**SHORT PROBLEM**
In the plot summary, what was Devaprabha suffering from when she came to the village for treatment?

**TEXT EXCERPT**
• • • •

Things go smoothly until Devaprabha and her grandfather Rama Varma arrive in the village. Devaprabha, the heiress of the royal family, forms a strong relationship with Mohanachandran. She was suffering from depression after the death of her only brother Sudev Varma and came to the village as part of a treatment. Mohanchandran helps her become almost normal. However, Sujatha, his fiancée, finds it intolerable and complains to him. Slowly things go out of control as Devaprabha turns stubborn and possessive about Mohanachandran. One day, he flatly refuses to accompany her, adding that he doesn't want to see her.

Devaprabha again shows changes in behavior, making Ramavarma fear that her mental problems are returning. He asks his son Balarama Varma, a rich businessman in Bangalore to come. He proposes that she marry Mohanachandran. But Mohanachandran is unwilling. Balarama Varma approaches Achu Marar and Sujatha and asks them to leave Mohanachandran to help his daughter. At that time, Devaprabha surprises everyone by revealing that she sees Mohanachandran as her dead brother, by calling him "Sudev".

• • • •

**DATA EXCERPTS**
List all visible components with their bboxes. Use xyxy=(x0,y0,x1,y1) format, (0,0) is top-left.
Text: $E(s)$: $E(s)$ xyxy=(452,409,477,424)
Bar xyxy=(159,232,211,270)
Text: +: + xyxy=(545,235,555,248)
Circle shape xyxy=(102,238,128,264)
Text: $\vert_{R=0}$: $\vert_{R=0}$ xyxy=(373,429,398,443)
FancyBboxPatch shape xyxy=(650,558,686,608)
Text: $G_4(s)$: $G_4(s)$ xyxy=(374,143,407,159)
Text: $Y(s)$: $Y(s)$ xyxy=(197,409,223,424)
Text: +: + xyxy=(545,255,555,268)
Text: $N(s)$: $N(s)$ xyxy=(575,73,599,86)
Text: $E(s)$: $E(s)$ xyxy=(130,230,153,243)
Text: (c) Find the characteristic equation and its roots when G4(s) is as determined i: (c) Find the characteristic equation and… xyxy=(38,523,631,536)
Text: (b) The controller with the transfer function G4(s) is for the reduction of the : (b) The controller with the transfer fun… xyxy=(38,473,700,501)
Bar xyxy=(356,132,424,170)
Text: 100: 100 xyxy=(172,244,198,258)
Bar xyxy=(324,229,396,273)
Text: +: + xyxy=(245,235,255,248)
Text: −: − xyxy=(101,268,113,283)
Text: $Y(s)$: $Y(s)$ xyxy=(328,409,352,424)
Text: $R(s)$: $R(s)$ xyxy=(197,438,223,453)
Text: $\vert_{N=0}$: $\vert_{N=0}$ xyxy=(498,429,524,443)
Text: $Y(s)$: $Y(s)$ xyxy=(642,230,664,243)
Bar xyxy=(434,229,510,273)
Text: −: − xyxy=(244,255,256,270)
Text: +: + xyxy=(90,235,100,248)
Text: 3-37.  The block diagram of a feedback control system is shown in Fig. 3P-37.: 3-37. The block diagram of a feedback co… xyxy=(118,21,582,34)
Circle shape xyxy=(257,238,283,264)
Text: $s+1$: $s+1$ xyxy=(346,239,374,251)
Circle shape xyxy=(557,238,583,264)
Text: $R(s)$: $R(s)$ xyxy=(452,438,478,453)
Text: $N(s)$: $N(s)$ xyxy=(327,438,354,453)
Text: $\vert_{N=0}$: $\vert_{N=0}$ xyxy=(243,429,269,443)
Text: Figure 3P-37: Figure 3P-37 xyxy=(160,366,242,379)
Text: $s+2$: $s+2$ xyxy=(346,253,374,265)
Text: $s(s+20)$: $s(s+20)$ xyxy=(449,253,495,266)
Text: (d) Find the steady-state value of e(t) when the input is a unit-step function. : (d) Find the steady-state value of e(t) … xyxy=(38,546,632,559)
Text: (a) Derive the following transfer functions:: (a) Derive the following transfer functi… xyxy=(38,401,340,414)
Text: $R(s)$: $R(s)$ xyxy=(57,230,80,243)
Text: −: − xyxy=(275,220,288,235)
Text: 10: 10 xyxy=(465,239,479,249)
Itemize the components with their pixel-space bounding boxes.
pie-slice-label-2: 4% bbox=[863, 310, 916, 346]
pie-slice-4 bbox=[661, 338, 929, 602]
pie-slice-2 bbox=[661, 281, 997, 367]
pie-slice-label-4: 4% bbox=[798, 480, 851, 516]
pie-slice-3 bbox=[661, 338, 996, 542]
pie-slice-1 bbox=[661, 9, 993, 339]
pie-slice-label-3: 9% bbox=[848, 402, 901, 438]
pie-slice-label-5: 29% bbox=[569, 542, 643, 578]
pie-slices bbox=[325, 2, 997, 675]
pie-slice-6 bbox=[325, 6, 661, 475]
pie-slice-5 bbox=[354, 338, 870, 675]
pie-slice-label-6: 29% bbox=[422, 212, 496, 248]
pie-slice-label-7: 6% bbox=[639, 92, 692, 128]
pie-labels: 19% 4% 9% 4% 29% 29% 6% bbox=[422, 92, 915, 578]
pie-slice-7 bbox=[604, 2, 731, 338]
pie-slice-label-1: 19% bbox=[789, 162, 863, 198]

• • • •

**CORRECT RESPONSE**
Depression after the death of her only brother, Sudev Varma.